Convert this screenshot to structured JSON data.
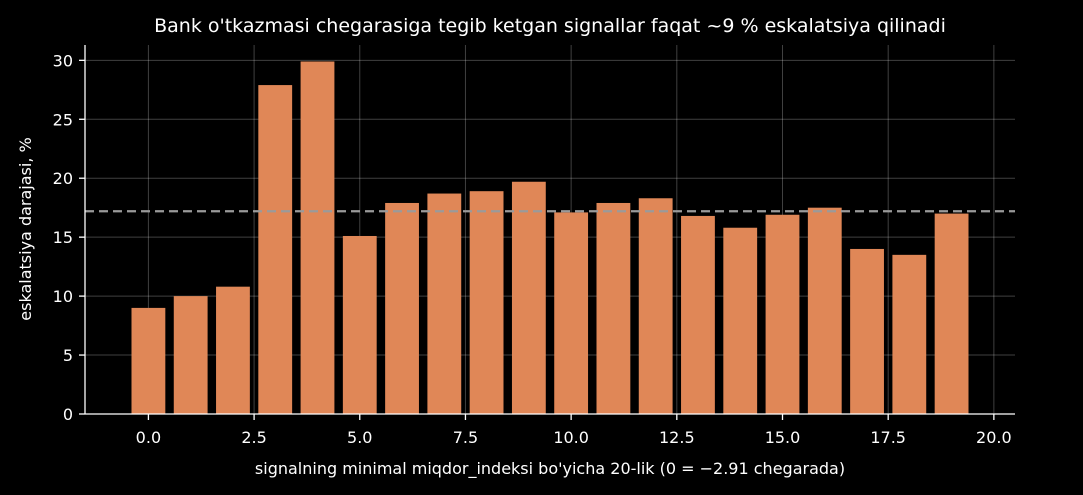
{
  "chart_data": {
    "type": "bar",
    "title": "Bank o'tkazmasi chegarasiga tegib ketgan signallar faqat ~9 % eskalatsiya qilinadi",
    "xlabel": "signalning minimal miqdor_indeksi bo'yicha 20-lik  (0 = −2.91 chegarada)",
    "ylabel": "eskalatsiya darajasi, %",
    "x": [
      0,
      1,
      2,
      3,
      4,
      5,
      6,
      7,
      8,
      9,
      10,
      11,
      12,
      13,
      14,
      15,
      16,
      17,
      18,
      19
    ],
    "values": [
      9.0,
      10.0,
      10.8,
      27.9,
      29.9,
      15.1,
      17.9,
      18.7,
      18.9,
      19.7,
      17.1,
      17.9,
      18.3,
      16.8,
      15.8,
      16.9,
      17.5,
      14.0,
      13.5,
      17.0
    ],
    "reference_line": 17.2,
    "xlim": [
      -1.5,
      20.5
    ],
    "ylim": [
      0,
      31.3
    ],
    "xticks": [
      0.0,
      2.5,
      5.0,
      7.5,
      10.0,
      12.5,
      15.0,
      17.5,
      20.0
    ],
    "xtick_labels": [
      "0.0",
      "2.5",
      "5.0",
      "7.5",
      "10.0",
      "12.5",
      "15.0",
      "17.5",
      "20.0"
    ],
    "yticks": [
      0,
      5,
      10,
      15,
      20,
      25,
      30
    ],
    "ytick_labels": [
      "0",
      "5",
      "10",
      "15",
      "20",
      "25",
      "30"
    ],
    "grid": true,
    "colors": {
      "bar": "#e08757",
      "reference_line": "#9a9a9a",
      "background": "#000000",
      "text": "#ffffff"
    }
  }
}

++++++

*The request*:
Within the listing above, find every line containing the string "eskalatsiya" and return it.

*Finished task*:
    "title": "Bank o'tkazmasi chegarasiga tegib ketgan signallar faqat ~9 % eskalatsiya qilinadi",
    "ylabel": "eskalatsiya darajasi, %",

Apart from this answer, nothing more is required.